### [EXERCISE]
Read the records and write them out again exactly.

[Data records]
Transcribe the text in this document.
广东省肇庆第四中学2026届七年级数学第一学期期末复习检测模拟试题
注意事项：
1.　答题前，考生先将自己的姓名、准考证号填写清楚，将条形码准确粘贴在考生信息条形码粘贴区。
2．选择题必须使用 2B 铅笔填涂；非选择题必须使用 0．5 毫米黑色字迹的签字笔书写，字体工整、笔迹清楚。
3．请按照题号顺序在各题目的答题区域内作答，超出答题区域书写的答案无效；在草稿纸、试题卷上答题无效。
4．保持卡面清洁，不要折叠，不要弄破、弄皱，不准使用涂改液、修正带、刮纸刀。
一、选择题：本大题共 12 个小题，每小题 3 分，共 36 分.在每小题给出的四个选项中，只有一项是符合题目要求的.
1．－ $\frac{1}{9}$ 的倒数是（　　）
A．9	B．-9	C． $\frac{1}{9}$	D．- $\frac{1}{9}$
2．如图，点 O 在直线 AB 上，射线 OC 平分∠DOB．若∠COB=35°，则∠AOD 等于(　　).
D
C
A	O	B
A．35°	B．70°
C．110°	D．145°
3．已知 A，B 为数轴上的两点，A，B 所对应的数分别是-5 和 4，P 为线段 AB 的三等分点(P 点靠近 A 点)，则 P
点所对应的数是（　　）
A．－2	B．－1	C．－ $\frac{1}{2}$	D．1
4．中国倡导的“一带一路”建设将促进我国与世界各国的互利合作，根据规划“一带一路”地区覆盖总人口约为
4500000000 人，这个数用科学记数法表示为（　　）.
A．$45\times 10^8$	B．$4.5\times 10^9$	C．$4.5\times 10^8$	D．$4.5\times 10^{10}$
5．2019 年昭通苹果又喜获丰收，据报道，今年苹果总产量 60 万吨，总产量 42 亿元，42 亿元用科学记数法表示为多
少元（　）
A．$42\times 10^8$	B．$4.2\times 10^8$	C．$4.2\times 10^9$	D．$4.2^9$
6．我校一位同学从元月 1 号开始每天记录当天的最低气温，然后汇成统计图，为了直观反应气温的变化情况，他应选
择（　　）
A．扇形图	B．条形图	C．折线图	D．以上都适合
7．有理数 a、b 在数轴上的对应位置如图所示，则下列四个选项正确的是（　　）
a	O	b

### [TASK SOLUTION]
Transcribe the text in this document.
广东省肇庆第四中学2026届七年级数学第一学期期末复习检测模拟试题
注意事项：
1.　答题前，考生先将自己的姓名、准考证号填写清楚，将条形码准确粘贴在考生信息条形码粘贴区。
2．选择题必须使用 2B 铅笔填涂；非选择题必须使用 0．5 毫米黑色字迹的签字笔书写，字体工整、笔迹清楚。
3．请按照题号顺序在各题目的答题区域内作答，超出答题区域书写的答案无效；在草稿纸、试题卷上答题无效。
4．保持卡面清洁，不要折叠，不要弄破、弄皱，不准使用涂改液、修正带、刮纸刀。
一、选择题：本大题共 12 个小题，每小题 3 分，共 36 分.在每小题给出的四个选项中，只有一项是符合题目要求的.
1．－ $\frac{1}{9}$ 的倒数是（　　）
A．9	B．-9	C． $\frac{1}{9}$	D．- $\frac{1}{9}$
2．如图，点 O 在直线 AB 上，射线 OC 平分∠DOB．若∠COB=35°，则∠AOD 等于(　　).
D
C
A	O	B
A．35°	B．70°
C．110°	D．145°
3．已知 A，B 为数轴上的两点，A，B 所对应的数分别是-5 和 4，P 为线段 AB 的三等分点(P 点靠近 A 点)，则 P
点所对应的数是（　　）
A．－2	B．－1	C．－ $\frac{1}{2}$	D．1
4．中国倡导的“一带一路”建设将促进我国与世界各国的互利合作，根据规划“一带一路”地区覆盖总人口约为
4500000000 人，这个数用科学记数法表示为（　　）.
A．$45\times 10^8$	B．$4.5\times 10^9$	C．$4.5\times 10^8$	D．$4.5\times 10^{10}$
5．2019 年昭通苹果又喜获丰收，据报道，今年苹果总产量 60 万吨，总产量 42 亿元，42 亿元用科学记数法表示为多
少元（　）
A．$42\times 10^8$	B．$4.2\times 10^8$	C．$4.2\times 10^9$	D．$4.2^9$
6．我校一位同学从元月 1 号开始每天记录当天的最低气温，然后汇成统计图，为了直观反应气温的变化情况，他应选
择（　　）
A．扇形图	B．条形图	C．折线图	D．以上都适合
7．有理数 a、b 在数轴上的对应位置如图所示，则下列四个选项正确的是（　　）
a	O	b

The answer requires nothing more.